─── INFORMATION SUPPLIED ───

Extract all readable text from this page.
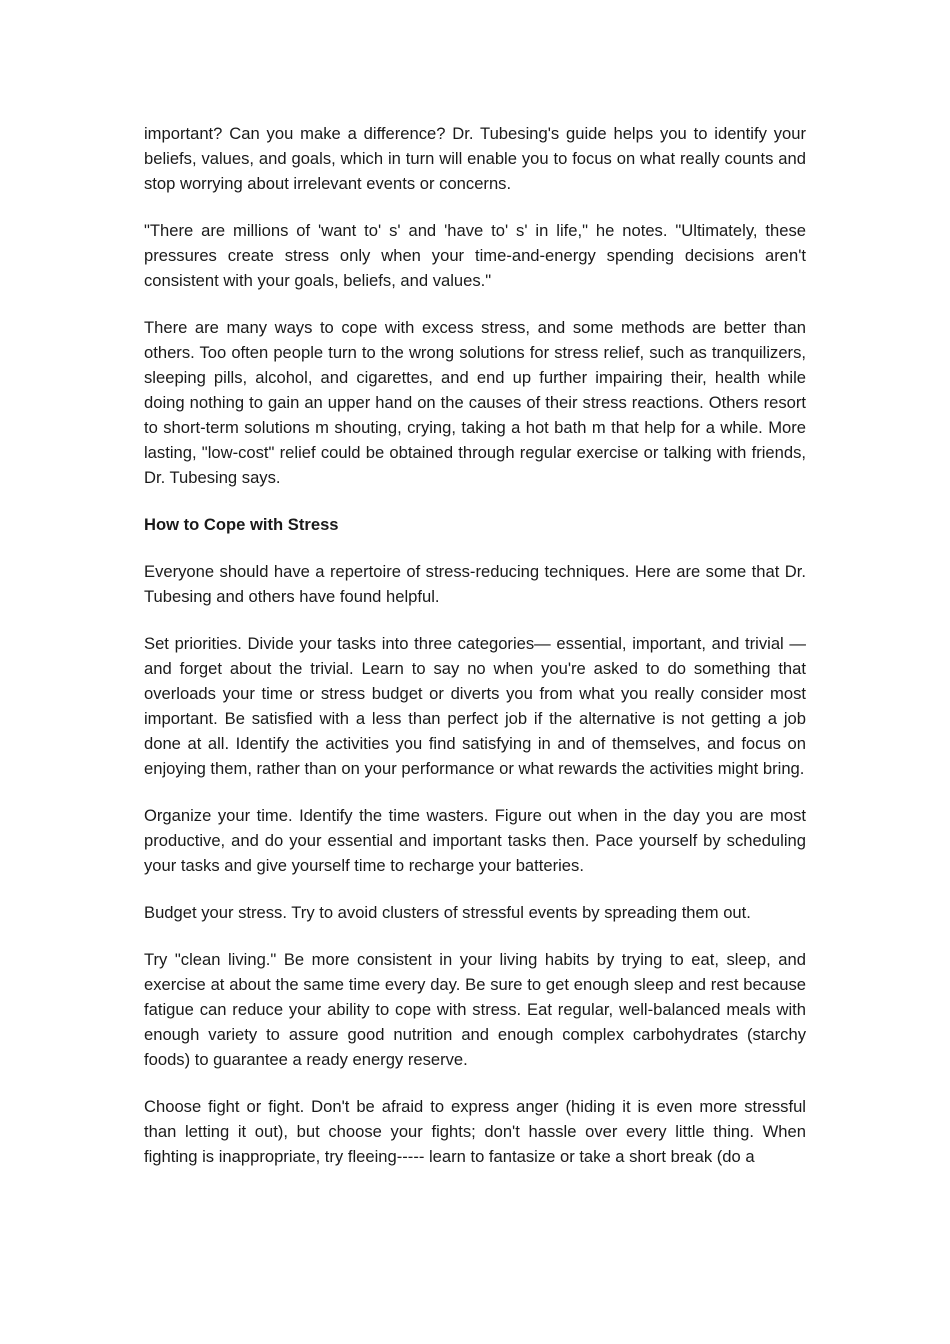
important? Can you make a difference? Dr. Tubesing's guide helps you to identify your beliefs, values, and goals, which in turn will enable you to focus on what really counts and stop worrying about irrelevant events or concerns.

"There are millions of 'want to' s' and 'have to' s' in life," he notes. "Ultimately, these pressures create stress only when your time-and-energy spending decisions aren't consistent with your goals, beliefs, and values."

There are many ways to cope with excess stress, and some methods are better than others. Too often people turn to the wrong solutions for stress relief, such as tranquilizers, sleeping pills, alcohol, and cigarettes, and end up further impairing their, health while doing nothing to gain an upper hand on the causes of their stress reactions. Others resort to short-term solutions m shouting, crying, taking a hot bath m that help for a while. More lasting, "low-cost" relief could be obtained through regular exercise or talking with friends, Dr. Tubesing says.

How to Cope with Stress

Everyone should have a repertoire of stress-reducing techniques. Here are some that Dr. Tubesing and others have found helpful.

Set priorities. Divide your tasks into three categories— essential, important, and trivial — and forget about the trivial. Learn to say no when you're asked to do something that overloads your time or stress budget or diverts you from what you really consider most important. Be satisfied with a less than perfect job if the alternative is not getting a job done at all. Identify the activities you find satisfying in and of themselves, and focus on enjoying them, rather than on your performance or what rewards the activities might bring.

Organize your time. Identify the time wasters. Figure out when in the day you are most productive, and do your essential and important tasks then. Pace yourself by scheduling your tasks and give yourself time to recharge your batteries.

Budget your stress. Try to avoid clusters of stressful events by spreading them out.

Try "clean living." Be more consistent in your living habits by trying to eat, sleep, and exercise at about the same time every day. Be sure to get enough sleep and rest because fatigue can reduce your ability to cope with stress. Eat regular, well-balanced meals with enough variety to assure good nutrition and enough complex carbohydrates (starchy foods) to guarantee a ready energy reserve.

Choose fight or fight. Don't be afraid to express anger (hiding it is even more stressful than letting it out), but choose your fights; don't hassle over every little thing. When fighting is inappropriate, try fleeing----- learn to fantasize or take a short break (do a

───

- _WHAT YOU ARE ASKED TO DO_
Collect each line of the entries that has the word "events", copying it in full.

- _OUTPUT OF THE TASK_
important? Can you make a difference? Dr. Tubesing's guide helps you to identify your beliefs, values, and goals, which in turn will enable you to focus on what really counts and stop worrying about irrelevant events or concerns.
Budget your stress. Try to avoid clusters of stressful events by spreading them out.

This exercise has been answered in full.